▶ _TASKS TO COMPLETE_:
[a] In the U.S. Open excerpt, rewrite the paragraph that begins "Spieth came to the 18th tee" more briefly, keeping its main facts.
[b] From the U.S. Open excerpt, output everything from "Spieth came to" down to "to four under." without changing any wording.
[c] According to the U.S. Open excerpt, how did Spieth's lead grow to three shots on the 16th hole? Answer in one to three sentences.

▶ _PAGE EXCERPT_:
──────

Early on Sunday evening, after the lesser characters had finally exited the stage, the 115th U.S. Open became a two-man drama that doubled neatly as a morality play. Jordan Spieth, America's sweetheart, came to the 72nd hole having already won and lost the Open on the preceding two greens, or so it seemed. The Masters champ was chasing history in his own earnest way. In the final group behind him was bad boy Dustin Johnson, though because this is golf he's not that bad. But things have always come a little too easily for Johnson—girls, golf, riches—and now he found himself in the hunt on the last nine of our national championship, which serves as a kind of MRI of the soul. Johnson had arrived at the 10th tee with a two-shot lead, thanks to a front nine of metronomic ball striking, but he shrank from the immensity of the opportunity, bogeying three of the next four holes to tumble out of the lead.

Spieth came to the 18th tee with his caddie, Michael Greller, in his ear, "shoving positive thoughts into my head" as the 21-year-old Spieth put it. He needed them. He had been tied for the lead on the 16th hole, when playing partner Branden Grace, an unsung South African, blew his tee shot in the vicinity of the railroad tracks along Puget Sound en route to a double bogey. Spieth poured in a 27-foot birdie putt with four feet of break, and just like that the lead was three. The ruthlessness of the putt, and the lusty celebration that followed, evoked Tiger Woods in his prime. "That was about as animated as I've been since maybe throwing a tantrum when I was 13 on the course," Spieth said. "I thought that was the one." But on the par-3 17th he made what could have been a reputation-altering double bogey, three-putting after a poor tee shot to fall back to four under.

──────

▶ _SOURCE EXCERPT_:

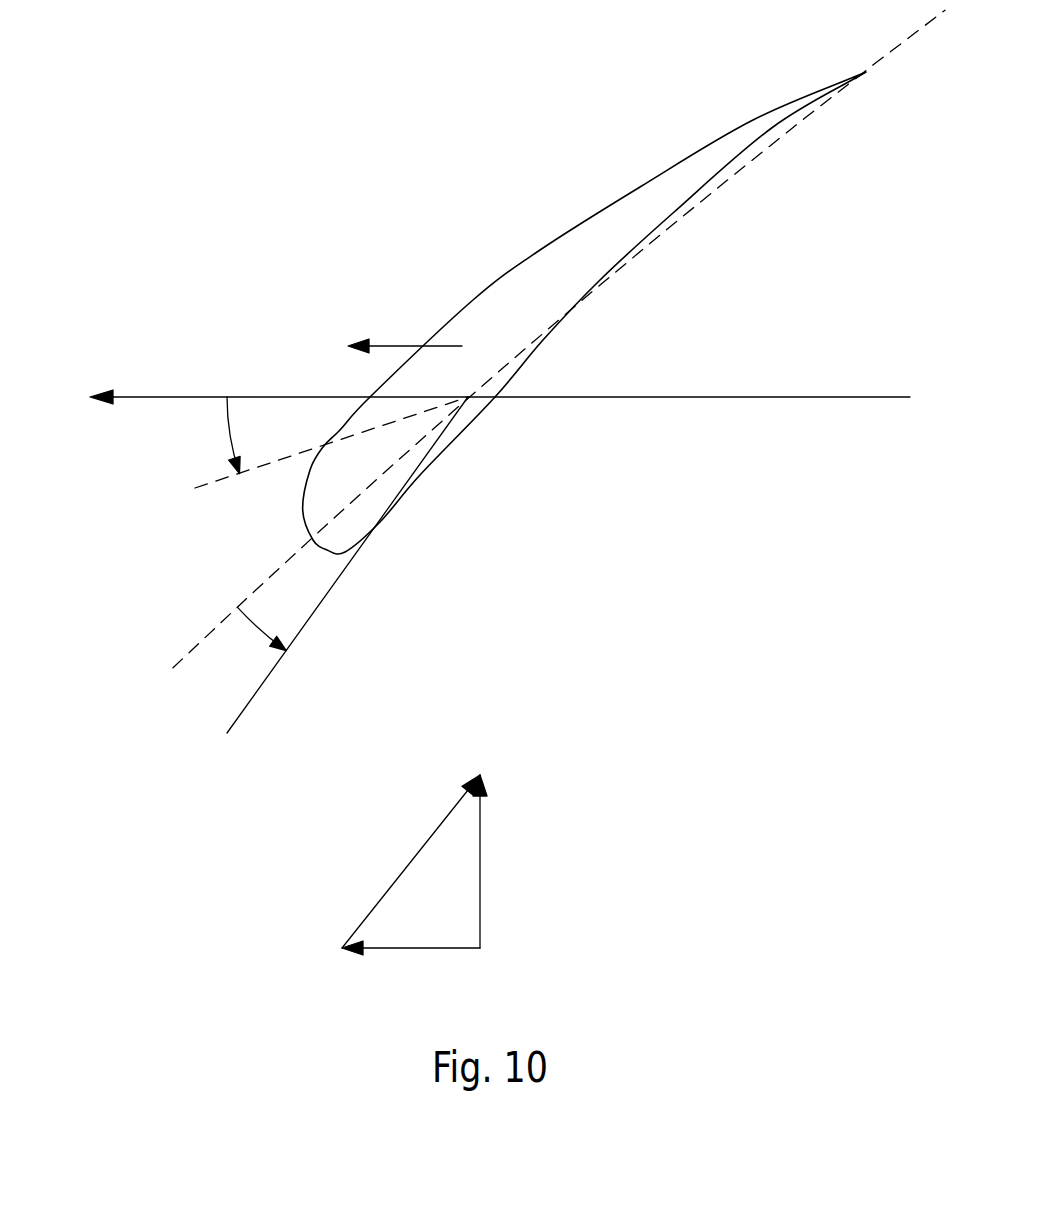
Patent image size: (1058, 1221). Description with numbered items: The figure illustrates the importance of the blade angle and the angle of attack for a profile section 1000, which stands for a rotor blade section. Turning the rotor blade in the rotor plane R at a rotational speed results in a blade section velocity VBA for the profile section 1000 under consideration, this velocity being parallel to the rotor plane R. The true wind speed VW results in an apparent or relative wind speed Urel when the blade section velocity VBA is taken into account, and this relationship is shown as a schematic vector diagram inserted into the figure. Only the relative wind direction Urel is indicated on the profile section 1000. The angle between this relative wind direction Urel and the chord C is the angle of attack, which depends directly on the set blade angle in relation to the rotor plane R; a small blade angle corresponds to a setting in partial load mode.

──────

▶ _ANSWERS GIVEN_:
[a] Spieth, 21, reached the 18th tee with his caddie, Michael Greller, feeding him positive thoughts. He had been tied for the lead on the 16th until playing partner Branden Grace drove toward the railroad tracks and made double bogey. Spieth then holed a 27-foot birdie putt to lead by three and celebrated in a way that recalled Tiger Woods in his prime. On the par-3 17th, though, a poor tee shot and three putts produced a double bogey that dropped him back to four under.

[b]
Spieth came to the 18th tee with his caddie, Michael Greller, in his ear, "shoving positive thoughts into my head" as the 21-year-old Spieth put it. He needed them. He had been tied for the lead on the 16th hole, when playing partner Branden Grace, an unsung South African, blew his tee shot in the vicinity of the railroad tracks along Puget Sound en route to a double bogey. Spieth poured in a 27-foot birdie putt with four feet of break, and just like that the lead was three. The ruthlessness of the putt, and the lusty celebration that followed, evoked Tiger Woods in his prime. "That was about as animated as I've been since maybe throwing a tantrum when I was 13 on the course," Spieth said. "I thought that was the one." But on the par-3 17th he made what could have been a reputation-altering double bogey, three-putting after a poor tee shot to fall back to four under.

[c] Spieth had been tied for the lead when his playing partner, Branden Grace, hit his tee shot near the railroad tracks and made a double bogey. Spieth then made a 27-foot birdie putt, which put him three shots ahead.